(Element position data)
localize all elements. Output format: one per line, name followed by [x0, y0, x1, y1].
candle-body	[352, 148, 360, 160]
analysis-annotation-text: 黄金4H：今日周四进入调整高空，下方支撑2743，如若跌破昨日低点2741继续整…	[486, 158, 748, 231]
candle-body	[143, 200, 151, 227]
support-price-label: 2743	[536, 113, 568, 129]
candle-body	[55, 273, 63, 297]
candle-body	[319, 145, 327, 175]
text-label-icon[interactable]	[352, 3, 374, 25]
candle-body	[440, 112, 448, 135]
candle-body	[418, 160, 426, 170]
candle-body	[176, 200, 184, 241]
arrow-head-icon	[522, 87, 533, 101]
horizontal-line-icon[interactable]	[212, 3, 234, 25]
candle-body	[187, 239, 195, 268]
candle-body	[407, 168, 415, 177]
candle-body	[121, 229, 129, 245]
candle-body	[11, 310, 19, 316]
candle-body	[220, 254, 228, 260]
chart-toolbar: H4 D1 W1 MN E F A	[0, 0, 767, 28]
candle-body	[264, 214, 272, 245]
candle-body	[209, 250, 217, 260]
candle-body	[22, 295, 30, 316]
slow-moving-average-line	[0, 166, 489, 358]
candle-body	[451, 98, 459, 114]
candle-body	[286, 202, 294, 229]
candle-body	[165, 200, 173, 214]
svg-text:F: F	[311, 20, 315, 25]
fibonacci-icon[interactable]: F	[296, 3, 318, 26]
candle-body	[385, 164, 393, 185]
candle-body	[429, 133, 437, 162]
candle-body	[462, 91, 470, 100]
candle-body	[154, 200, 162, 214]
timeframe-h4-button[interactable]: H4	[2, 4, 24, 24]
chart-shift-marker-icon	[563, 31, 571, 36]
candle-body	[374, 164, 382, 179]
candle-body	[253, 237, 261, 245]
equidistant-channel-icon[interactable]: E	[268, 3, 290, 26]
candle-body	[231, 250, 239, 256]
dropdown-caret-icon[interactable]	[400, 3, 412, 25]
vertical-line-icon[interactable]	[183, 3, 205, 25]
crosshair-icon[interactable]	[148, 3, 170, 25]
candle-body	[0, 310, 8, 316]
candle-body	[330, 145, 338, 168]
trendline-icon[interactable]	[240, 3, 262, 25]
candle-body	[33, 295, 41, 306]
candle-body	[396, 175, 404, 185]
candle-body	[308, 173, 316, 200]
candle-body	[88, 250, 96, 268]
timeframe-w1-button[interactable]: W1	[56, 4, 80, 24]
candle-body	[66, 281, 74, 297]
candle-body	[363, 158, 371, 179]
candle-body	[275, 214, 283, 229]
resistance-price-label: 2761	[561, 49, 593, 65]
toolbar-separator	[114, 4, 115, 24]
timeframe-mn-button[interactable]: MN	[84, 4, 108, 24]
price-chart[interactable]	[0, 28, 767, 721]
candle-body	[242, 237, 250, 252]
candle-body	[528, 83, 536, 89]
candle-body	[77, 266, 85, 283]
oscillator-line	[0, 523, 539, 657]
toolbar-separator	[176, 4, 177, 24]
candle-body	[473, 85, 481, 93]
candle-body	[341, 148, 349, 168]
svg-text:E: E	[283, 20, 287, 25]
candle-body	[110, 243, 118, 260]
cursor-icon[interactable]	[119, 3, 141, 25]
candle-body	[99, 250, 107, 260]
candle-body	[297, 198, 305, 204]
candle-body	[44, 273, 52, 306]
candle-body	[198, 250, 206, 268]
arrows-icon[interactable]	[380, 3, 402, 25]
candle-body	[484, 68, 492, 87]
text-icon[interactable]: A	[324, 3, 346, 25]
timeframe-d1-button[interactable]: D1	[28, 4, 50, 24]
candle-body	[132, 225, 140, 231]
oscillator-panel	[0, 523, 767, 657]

> [What you will do]
Reproduce the records above line for line, without changing anything.

> [Result]
localize all elements. Output format: one per line, name followed by [x0, y0, x1, y1].
candle-body	[352, 148, 360, 160]
analysis-annotation-text: 黄金4H：今日周四进入调整高空，下方支撑2743，如若跌破昨日低点2741继续整…	[486, 158, 748, 231]
candle-body	[143, 200, 151, 227]
support-price-label: 2743	[536, 113, 568, 129]
candle-body	[55, 273, 63, 297]
candle-body	[319, 145, 327, 175]
text-label-icon[interactable]	[352, 3, 374, 25]
candle-body	[440, 112, 448, 135]
candle-body	[418, 160, 426, 170]
candle-body	[176, 200, 184, 241]
arrow-head-icon	[522, 87, 533, 101]
horizontal-line-icon[interactable]	[212, 3, 234, 25]
candle-body	[187, 239, 195, 268]
candle-body	[407, 168, 415, 177]
candle-body	[121, 229, 129, 245]
candle-body	[11, 310, 19, 316]
candle-body	[220, 254, 228, 260]
chart-toolbar: H4 D1 W1 MN E F A	[0, 0, 767, 28]
candle-body	[264, 214, 272, 245]
candle-body	[209, 250, 217, 260]
candle-body	[22, 295, 30, 316]
slow-moving-average-line	[0, 166, 489, 358]
candle-body	[451, 98, 459, 114]
candle-body	[286, 202, 294, 229]
candle-body	[165, 200, 173, 214]
svg-text:F: F	[311, 20, 315, 25]
fibonacci-icon[interactable]: F	[296, 3, 318, 26]
candle-body	[385, 164, 393, 185]
candle-body	[429, 133, 437, 162]
candle-body	[462, 91, 470, 100]
candle-body	[154, 200, 162, 214]
timeframe-h4-button[interactable]: H4	[2, 4, 24, 24]
chart-shift-marker-icon	[563, 31, 571, 36]
candle-body	[374, 164, 382, 179]
candle-body	[253, 237, 261, 245]
equidistant-channel-icon[interactable]: E	[268, 3, 290, 26]
candle-body	[231, 250, 239, 256]
dropdown-caret-icon[interactable]	[400, 3, 412, 25]
vertical-line-icon[interactable]	[183, 3, 205, 25]
crosshair-icon[interactable]	[148, 3, 170, 25]
candle-body	[0, 310, 8, 316]
candle-body	[330, 145, 338, 168]
trendline-icon[interactable]	[240, 3, 262, 25]
candle-body	[33, 295, 41, 306]
candle-body	[396, 175, 404, 185]
candle-body	[308, 173, 316, 200]
candle-body	[88, 250, 96, 268]
timeframe-w1-button[interactable]: W1	[56, 4, 80, 24]
candle-body	[66, 281, 74, 297]
candle-body	[363, 158, 371, 179]
candle-body	[275, 214, 283, 229]
resistance-price-label: 2761	[561, 49, 593, 65]
toolbar-separator	[114, 4, 115, 24]
timeframe-mn-button[interactable]: MN	[84, 4, 108, 24]
price-chart[interactable]	[0, 28, 767, 721]
candle-body	[242, 237, 250, 252]
candle-body	[528, 83, 536, 89]
candle-body	[77, 266, 85, 283]
oscillator-line	[0, 523, 539, 657]
toolbar-separator	[176, 4, 177, 24]
candle-body	[473, 85, 481, 93]
candle-body	[341, 148, 349, 168]
svg-text:E: E	[283, 20, 287, 25]
candle-body	[110, 243, 118, 260]
cursor-icon[interactable]	[119, 3, 141, 25]
candle-body	[99, 250, 107, 260]
candle-body	[297, 198, 305, 204]
candle-body	[44, 273, 52, 306]
candle-body	[198, 250, 206, 268]
arrows-icon[interactable]	[380, 3, 402, 25]
candle-body	[484, 68, 492, 87]
text-icon[interactable]: A	[324, 3, 346, 25]
timeframe-d1-button[interactable]: D1	[28, 4, 50, 24]
candle-body	[132, 225, 140, 231]
oscillator-panel	[0, 523, 767, 657]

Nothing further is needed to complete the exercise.